#### Information given
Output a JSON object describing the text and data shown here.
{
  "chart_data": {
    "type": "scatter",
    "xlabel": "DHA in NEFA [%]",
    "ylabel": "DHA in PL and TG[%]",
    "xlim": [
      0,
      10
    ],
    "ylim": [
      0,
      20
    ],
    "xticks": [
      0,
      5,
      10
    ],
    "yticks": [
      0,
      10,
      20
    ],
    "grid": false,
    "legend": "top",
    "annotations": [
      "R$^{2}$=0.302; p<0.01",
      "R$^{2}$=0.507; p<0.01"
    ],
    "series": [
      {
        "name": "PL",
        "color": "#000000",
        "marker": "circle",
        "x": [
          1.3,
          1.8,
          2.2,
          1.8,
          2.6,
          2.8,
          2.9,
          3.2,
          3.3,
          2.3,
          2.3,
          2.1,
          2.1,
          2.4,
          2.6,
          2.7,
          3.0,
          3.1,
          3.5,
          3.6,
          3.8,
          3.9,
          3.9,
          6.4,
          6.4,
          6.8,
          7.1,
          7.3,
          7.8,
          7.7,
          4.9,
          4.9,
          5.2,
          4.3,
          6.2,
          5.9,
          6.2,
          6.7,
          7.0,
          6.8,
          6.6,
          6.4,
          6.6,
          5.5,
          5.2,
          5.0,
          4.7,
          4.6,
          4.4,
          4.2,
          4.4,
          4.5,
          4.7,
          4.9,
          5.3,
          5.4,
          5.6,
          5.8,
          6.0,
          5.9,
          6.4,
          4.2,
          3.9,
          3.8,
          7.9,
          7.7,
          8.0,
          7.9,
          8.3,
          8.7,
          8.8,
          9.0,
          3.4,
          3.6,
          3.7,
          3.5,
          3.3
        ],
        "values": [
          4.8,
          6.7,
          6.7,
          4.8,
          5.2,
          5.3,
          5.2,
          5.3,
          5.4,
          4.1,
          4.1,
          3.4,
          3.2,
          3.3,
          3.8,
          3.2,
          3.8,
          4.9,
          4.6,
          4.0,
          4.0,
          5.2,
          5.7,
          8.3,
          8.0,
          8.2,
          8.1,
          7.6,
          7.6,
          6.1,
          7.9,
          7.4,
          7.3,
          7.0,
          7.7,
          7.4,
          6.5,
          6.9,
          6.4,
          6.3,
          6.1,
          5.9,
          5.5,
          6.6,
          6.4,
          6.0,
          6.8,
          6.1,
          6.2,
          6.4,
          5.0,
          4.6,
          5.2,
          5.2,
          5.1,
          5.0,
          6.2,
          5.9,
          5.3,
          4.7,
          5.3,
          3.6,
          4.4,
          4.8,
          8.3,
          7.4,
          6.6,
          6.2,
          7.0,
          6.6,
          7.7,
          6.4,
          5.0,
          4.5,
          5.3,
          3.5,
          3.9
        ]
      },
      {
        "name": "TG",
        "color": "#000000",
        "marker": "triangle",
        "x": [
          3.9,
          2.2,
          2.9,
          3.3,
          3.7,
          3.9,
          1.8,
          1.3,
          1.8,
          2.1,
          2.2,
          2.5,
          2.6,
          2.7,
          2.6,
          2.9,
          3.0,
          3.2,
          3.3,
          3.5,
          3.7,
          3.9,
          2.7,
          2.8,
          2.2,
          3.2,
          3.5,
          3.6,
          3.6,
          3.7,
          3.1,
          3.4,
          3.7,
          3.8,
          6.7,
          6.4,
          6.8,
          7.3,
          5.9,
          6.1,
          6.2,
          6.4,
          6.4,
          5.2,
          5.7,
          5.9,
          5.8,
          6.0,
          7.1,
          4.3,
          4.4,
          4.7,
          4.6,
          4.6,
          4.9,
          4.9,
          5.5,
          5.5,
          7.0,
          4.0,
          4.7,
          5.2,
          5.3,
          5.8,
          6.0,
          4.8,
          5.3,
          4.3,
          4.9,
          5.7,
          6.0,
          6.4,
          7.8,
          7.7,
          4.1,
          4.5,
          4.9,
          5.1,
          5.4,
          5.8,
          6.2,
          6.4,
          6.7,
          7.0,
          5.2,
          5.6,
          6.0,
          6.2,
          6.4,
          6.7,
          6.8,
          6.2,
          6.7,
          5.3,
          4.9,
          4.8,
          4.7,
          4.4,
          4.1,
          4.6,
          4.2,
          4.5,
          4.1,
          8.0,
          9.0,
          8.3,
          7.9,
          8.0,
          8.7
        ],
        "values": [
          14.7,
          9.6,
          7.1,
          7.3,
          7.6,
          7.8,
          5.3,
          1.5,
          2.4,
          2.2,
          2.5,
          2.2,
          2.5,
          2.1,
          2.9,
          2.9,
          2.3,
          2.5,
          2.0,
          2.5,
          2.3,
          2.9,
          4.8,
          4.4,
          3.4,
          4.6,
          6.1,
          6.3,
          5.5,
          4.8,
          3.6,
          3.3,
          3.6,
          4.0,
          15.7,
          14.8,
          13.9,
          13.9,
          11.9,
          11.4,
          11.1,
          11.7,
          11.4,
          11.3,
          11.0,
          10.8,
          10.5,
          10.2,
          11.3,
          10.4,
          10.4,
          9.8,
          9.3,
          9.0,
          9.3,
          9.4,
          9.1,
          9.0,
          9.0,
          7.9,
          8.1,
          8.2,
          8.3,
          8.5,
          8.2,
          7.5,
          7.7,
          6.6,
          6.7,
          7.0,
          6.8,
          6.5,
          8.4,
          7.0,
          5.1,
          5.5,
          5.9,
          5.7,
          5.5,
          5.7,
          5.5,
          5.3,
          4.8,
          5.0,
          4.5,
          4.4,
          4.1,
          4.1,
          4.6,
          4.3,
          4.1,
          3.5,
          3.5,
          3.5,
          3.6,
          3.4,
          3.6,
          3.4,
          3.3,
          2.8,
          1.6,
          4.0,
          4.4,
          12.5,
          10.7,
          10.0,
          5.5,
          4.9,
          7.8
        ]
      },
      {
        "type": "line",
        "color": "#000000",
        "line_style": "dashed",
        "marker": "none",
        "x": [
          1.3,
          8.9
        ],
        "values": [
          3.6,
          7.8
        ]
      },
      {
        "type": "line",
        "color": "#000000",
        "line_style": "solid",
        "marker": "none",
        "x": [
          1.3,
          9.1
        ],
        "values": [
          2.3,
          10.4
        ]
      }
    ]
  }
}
########
Reproduce the material in full, with no word added or dropped.

Output a JSON object describing the text and data shown here.
{
  "chart_data": {
    "type": "scatter",
    "xlabel": "DHA in NEFA [%]",
    "ylabel": "DHA in PL and TG[%]",
    "xlim": [
      0,
      10
    ],
    "ylim": [
      0,
      20
    ],
    "xticks": [
      0,
      5,
      10
    ],
    "yticks": [
      0,
      10,
      20
    ],
    "grid": false,
    "legend": "top",
    "annotations": [
      "R$^{2}$=0.302; p<0.01",
      "R$^{2}$=0.507; p<0.01"
    ],
    "series": [
      {
        "name": "PL",
        "color": "#000000",
        "marker": "circle",
        "x": [
          1.3,
          1.8,
          2.2,
          1.8,
          2.6,
          2.8,
          2.9,
          3.2,
          3.3,
          2.3,
          2.3,
          2.1,
          2.1,
          2.4,
          2.6,
          2.7,
          3.0,
          3.1,
          3.5,
          3.6,
          3.8,
          3.9,
          3.9,
          6.4,
          6.4,
          6.8,
          7.1,
          7.3,
          7.8,
          7.7,
          4.9,
          4.9,
          5.2,
          4.3,
          6.2,
          5.9,
          6.2,
          6.7,
          7.0,
          6.8,
          6.6,
          6.4,
          6.6,
          5.5,
          5.2,
          5.0,
          4.7,
          4.6,
          4.4,
          4.2,
          4.4,
          4.5,
          4.7,
          4.9,
          5.3,
          5.4,
          5.6,
          5.8,
          6.0,
          5.9,
          6.4,
          4.2,
          3.9,
          3.8,
          7.9,
          7.7,
          8.0,
          7.9,
          8.3,
          8.7,
          8.8,
          9.0,
          3.4,
          3.6,
          3.7,
          3.5,
          3.3
        ],
        "values": [
          4.8,
          6.7,
          6.7,
          4.8,
          5.2,
          5.3,
          5.2,
          5.3,
          5.4,
          4.1,
          4.1,
          3.4,
          3.2,
          3.3,
          3.8,
          3.2,
          3.8,
          4.9,
          4.6,
          4.0,
          4.0,
          5.2,
          5.7,
          8.3,
          8.0,
          8.2,
          8.1,
          7.6,
          7.6,
          6.1,
          7.9,
          7.4,
          7.3,
          7.0,
          7.7,
          7.4,
          6.5,
          6.9,
          6.4,
          6.3,
          6.1,
          5.9,
          5.5,
          6.6,
          6.4,
          6.0,
          6.8,
          6.1,
          6.2,
          6.4,
          5.0,
          4.6,
          5.2,
          5.2,
          5.1,
          5.0,
          6.2,
          5.9,
          5.3,
          4.7,
          5.3,
          3.6,
          4.4,
          4.8,
          8.3,
          7.4,
          6.6,
          6.2,
          7.0,
          6.6,
          7.7,
          6.4,
          5.0,
          4.5,
          5.3,
          3.5,
          3.9
        ]
      },
      {
        "name": "TG",
        "color": "#000000",
        "marker": "triangle",
        "x": [
          3.9,
          2.2,
          2.9,
          3.3,
          3.7,
          3.9,
          1.8,
          1.3,
          1.8,
          2.1,
          2.2,
          2.5,
          2.6,
          2.7,
          2.6,
          2.9,
          3.0,
          3.2,
          3.3,
          3.5,
          3.7,
          3.9,
          2.7,
          2.8,
          2.2,
          3.2,
          3.5,
          3.6,
          3.6,
          3.7,
          3.1,
          3.4,
          3.7,
          3.8,
          6.7,
          6.4,
          6.8,
          7.3,
          5.9,
          6.1,
          6.2,
          6.4,
          6.4,
          5.2,
          5.7,
          5.9,
          5.8,
          6.0,
          7.1,
          4.3,
          4.4,
          4.7,
          4.6,
          4.6,
          4.9,
          4.9,
          5.5,
          5.5,
          7.0,
          4.0,
          4.7,
          5.2,
          5.3,
          5.8,
          6.0,
          4.8,
          5.3,
          4.3,
          4.9,
          5.7,
          6.0,
          6.4,
          7.8,
          7.7,
          4.1,
          4.5,
          4.9,
          5.1,
          5.4,
          5.8,
          6.2,
          6.4,
          6.7,
          7.0,
          5.2,
          5.6,
          6.0,
          6.2,
          6.4,
          6.7,
          6.8,
          6.2,
          6.7,
          5.3,
          4.9,
          4.8,
          4.7,
          4.4,
          4.1,
          4.6,
          4.2,
          4.5,
          4.1,
          8.0,
          9.0,
          8.3,
          7.9,
          8.0,
          8.7
        ],
        "values": [
          14.7,
          9.6,
          7.1,
          7.3,
          7.6,
          7.8,
          5.3,
          1.5,
          2.4,
          2.2,
          2.5,
          2.2,
          2.5,
          2.1,
          2.9,
          2.9,
          2.3,
          2.5,
          2.0,
          2.5,
          2.3,
          2.9,
          4.8,
          4.4,
          3.4,
          4.6,
          6.1,
          6.3,
          5.5,
          4.8,
          3.6,
          3.3,
          3.6,
          4.0,
          15.7,
          14.8,
          13.9,
          13.9,
          11.9,
          11.4,
          11.1,
          11.7,
          11.4,
          11.3,
          11.0,
          10.8,
          10.5,
          10.2,
          11.3,
          10.4,
          10.4,
          9.8,
          9.3,
          9.0,
          9.3,
          9.4,
          9.1,
          9.0,
          9.0,
          7.9,
          8.1,
          8.2,
          8.3,
          8.5,
          8.2,
          7.5,
          7.7,
          6.6,
          6.7,
          7.0,
          6.8,
          6.5,
          8.4,
          7.0,
          5.1,
          5.5,
          5.9,
          5.7,
          5.5,
          5.7,
          5.5,
          5.3,
          4.8,
          5.0,
          4.5,
          4.4,
          4.1,
          4.1,
          4.6,
          4.3,
          4.1,
          3.5,
          3.5,
          3.5,
          3.6,
          3.4,
          3.6,
          3.4,
          3.3,
          2.8,
          1.6,
          4.0,
          4.4,
          12.5,
          10.7,
          10.0,
          5.5,
          4.9,
          7.8
        ]
      },
      {
        "type": "line",
        "color": "#000000",
        "line_style": "dashed",
        "marker": "none",
        "x": [
          1.3,
          8.9
        ],
        "values": [
          3.6,
          7.8
        ]
      },
      {
        "type": "line",
        "color": "#000000",
        "line_style": "solid",
        "marker": "none",
        "x": [
          1.3,
          9.1
        ],
        "values": [
          2.3,
          10.4
        ]
      }
    ]
  }
}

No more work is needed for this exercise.